--- Start DATASET ROWS ---

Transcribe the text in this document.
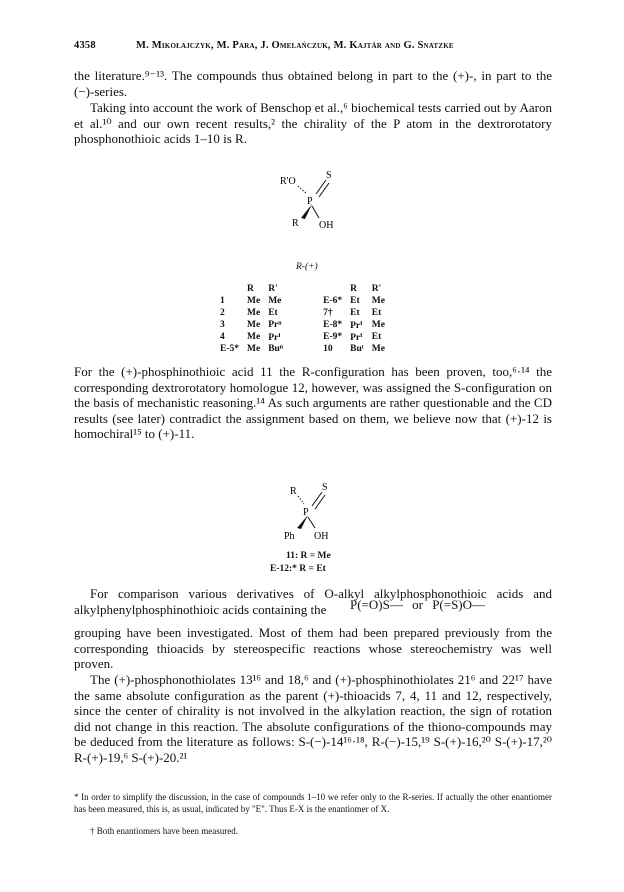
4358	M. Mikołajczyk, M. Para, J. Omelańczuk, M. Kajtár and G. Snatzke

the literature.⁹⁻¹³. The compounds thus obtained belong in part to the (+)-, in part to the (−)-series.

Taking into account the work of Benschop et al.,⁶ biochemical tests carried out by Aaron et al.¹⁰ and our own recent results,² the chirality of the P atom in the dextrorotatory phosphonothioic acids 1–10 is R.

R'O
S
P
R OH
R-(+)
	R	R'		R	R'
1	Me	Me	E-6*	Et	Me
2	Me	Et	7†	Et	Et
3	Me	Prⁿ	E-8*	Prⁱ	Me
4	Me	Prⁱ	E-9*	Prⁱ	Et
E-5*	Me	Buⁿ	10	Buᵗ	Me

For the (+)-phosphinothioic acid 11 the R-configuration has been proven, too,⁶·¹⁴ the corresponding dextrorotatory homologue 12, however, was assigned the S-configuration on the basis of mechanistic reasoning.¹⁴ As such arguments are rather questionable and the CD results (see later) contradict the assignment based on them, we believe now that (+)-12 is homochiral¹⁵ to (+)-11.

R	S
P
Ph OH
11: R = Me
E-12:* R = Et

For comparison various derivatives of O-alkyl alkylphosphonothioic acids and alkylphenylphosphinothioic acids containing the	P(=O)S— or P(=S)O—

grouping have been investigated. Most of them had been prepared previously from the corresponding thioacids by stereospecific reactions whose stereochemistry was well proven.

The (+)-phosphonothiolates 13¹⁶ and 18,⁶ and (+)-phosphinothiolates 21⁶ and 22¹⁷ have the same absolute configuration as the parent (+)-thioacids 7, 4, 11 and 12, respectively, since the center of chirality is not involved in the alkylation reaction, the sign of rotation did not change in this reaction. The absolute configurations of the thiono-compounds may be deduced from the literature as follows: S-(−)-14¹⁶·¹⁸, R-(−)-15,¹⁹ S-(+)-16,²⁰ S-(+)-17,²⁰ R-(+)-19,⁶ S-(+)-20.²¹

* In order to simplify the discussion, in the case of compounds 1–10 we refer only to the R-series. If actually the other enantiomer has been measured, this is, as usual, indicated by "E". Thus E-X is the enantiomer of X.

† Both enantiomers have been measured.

--- End DATASET ROWS ---

WHAT IS EXPECTED —
Show the lines from the data above that contain the string "literature".

ANSWER TO THIS TASK —
the literature.⁹⁻¹³. The compounds thus obtained belong in part to the (+)-, in part to the (−)-series.
The (+)-phosphonothiolates 13¹⁶ and 18,⁶ and (+)-phosphinothiolates 21⁶ and 22¹⁷ have the same absolute configuration as the parent (+)-thioacids 7, 4, 11 and 12, respectively, since the center of chirality is not involved in the alkylation reaction, the sign of rotation did not change in this reaction. The absolute configurations of the thiono-compounds may be deduced from the literature as follows: S-(−)-14¹⁶·¹⁸, R-(−)-15,¹⁹ S-(+)-16,²⁰ S-(+)-17,²⁰ R-(+)-19,⁶ S-(+)-20.²¹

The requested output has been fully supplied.